● **Set task**
In the items below, pick out each line that contains the string "stem" and copy it.

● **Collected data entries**
_ _ _ _
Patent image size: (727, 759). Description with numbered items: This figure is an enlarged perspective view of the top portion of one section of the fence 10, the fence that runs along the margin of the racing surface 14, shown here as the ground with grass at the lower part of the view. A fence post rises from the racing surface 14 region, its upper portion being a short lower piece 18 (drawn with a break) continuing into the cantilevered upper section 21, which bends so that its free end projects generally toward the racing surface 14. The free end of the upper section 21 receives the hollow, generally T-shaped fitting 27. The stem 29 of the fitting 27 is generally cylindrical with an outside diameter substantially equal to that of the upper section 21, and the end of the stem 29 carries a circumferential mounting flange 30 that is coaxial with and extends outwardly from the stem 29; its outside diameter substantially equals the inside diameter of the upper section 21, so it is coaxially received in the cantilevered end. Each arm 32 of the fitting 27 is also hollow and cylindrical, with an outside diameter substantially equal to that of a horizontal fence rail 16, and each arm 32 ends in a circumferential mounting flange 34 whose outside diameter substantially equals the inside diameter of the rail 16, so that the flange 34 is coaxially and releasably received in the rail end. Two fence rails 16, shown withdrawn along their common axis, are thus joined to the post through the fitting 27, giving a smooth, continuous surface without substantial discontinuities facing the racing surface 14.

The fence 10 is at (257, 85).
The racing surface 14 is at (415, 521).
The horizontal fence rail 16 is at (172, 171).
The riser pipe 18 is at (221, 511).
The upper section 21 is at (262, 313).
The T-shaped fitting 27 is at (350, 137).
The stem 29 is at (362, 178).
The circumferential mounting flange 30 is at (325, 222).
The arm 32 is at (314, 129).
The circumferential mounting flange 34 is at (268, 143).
_ _ _ _
● **Expected output**
Patent image size: (727, 759). Description with numbered items: This figure is an enlarged perspective view of the top portion of one section of the fence 10, the fence that runs along the margin of the racing surface 14, shown here as the ground with grass at the lower part of the view. A fence post rises from the racing surface 14 region, its upper portion being a short lower piece 18 (drawn with a break) continuing into the cantilevered upper section 21, which bends so that its free end projects generally toward the racing surface 14. The free end of the upper section 21 receives the hollow, generally T-shaped fitting 27. The stem 29 of the fitting 27 is generally cylindrical with an outside diameter substantially equal to that of the upper section 21, and the end of the stem 29 carries a circumferential mounting flange 30 that is coaxial with and extends outwardly from the stem 29; its outside diameter substantially equals the inside diameter of the upper section 21, so it is coaxially received in the cantilevered end. Each arm 32 of the fitting 27 is also hollow and cylindrical, with an outside diameter substantially equal to that of a horizontal fence rail 16, and each arm 32 ends in a circumferential mounting flange 34 whose outside diameter substantially equals the inside diameter of the rail 16, so that the flange 34 is coaxially and releasably received in the rail end. Two fence rails 16, shown withdrawn along their common axis, are thus joined to the post through the fitting 27, giving a smooth, continuous surface without substantial discontinuities facing the racing surface 14.
The stem 29 is at (362, 178).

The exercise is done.